** Start Data records **

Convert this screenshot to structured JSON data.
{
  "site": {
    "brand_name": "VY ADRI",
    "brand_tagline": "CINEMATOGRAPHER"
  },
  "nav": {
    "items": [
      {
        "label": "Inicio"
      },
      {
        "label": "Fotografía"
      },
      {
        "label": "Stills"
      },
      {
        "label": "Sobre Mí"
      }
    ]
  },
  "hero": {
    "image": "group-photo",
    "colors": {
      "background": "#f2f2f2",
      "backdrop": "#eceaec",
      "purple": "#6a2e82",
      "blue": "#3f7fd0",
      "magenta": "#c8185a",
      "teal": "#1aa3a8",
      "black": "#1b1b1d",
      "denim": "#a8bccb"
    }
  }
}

** End Data records **

__Given task__
Reproduce each line of the entries in which the word "label" is found.

__Response__
        "label": "Inicio"
        "label": "Fotografía"
        "label": "Stills"
        "label": "Sobre Mí"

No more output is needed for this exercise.